> What you need to do
Copy all the material below, exactly as it stands.
_ _ _
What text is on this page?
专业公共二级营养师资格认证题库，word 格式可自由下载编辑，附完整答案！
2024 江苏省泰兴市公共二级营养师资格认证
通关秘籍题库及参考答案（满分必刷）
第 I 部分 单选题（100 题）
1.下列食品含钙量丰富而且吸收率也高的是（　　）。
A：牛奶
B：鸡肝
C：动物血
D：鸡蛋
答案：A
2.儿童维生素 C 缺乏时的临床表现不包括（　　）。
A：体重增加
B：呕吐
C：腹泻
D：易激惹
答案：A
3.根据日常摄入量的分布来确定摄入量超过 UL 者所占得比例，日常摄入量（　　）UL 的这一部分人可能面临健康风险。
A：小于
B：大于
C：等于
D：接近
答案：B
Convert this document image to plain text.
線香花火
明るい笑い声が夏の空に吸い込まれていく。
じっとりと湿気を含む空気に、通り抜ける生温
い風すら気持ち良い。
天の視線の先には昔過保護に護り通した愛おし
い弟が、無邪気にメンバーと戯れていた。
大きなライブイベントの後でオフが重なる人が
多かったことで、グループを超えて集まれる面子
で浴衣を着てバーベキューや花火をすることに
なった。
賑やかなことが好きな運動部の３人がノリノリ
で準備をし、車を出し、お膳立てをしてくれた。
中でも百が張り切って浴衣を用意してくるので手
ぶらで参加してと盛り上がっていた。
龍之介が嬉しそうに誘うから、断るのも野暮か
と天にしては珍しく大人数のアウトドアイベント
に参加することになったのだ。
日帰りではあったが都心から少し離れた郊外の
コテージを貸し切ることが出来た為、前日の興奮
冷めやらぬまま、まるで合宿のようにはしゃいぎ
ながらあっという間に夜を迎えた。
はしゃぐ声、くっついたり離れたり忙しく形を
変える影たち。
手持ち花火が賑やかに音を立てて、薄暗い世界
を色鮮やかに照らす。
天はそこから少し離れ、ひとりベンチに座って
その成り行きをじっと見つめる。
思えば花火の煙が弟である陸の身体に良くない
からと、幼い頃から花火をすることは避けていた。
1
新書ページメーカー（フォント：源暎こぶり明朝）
_ _ _
> Written response
What text is on this page?
专业公共二级营养师资格认证题库，word 格式可自由下载编辑，附完整答案！
2024 江苏省泰兴市公共二级营养师资格认证
通关秘籍题库及参考答案（满分必刷）
第 I 部分 单选题（100 题）
1.下列食品含钙量丰富而且吸收率也高的是（　　）。
A：牛奶
B：鸡肝
C：动物血
D：鸡蛋
答案：A
2.儿童维生素 C 缺乏时的临床表现不包括（　　）。
A：体重增加
B：呕吐
C：腹泻
D：易激惹
答案：A
3.根据日常摄入量的分布来确定摄入量超过 UL 者所占得比例，日常摄入量（　　）UL 的这一部分人可能面临健康风险。
A：小于
B：大于
C：等于
D：接近
答案：B
Convert this document image to plain text.
線香花火
明るい笑い声が夏の空に吸い込まれていく。
じっとりと湿気を含む空気に、通り抜ける生温
い風すら気持ち良い。
天の視線の先には昔過保護に護り通した愛おし
い弟が、無邪気にメンバーと戯れていた。
大きなライブイベントの後でオフが重なる人が
多かったことで、グループを超えて集まれる面子
で浴衣を着てバーベキューや花火をすることに
なった。
賑やかなことが好きな運動部の３人がノリノリ
で準備をし、車を出し、お膳立てをしてくれた。
中でも百が張り切って浴衣を用意してくるので手
ぶらで参加してと盛り上がっていた。
龍之介が嬉しそうに誘うから、断るのも野暮か
と天にしては珍しく大人数のアウトドアイベント
に参加することになったのだ。
日帰りではあったが都心から少し離れた郊外の
コテージを貸し切ることが出来た為、前日の興奮
冷めやらぬまま、まるで合宿のようにはしゃいぎ
ながらあっという間に夜を迎えた。
はしゃぐ声、くっついたり離れたり忙しく形を
変える影たち。
手持ち花火が賑やかに音を立てて、薄暗い世界
を色鮮やかに照らす。
天はそこから少し離れ、ひとりベンチに座って
その成り行きをじっと見つめる。
思えば花火の煙が弟である陸の身体に良くない
からと、幼い頃から花火をすることは避けていた。
1
新書ページメーカー（フォント：源暎こぶり明朝）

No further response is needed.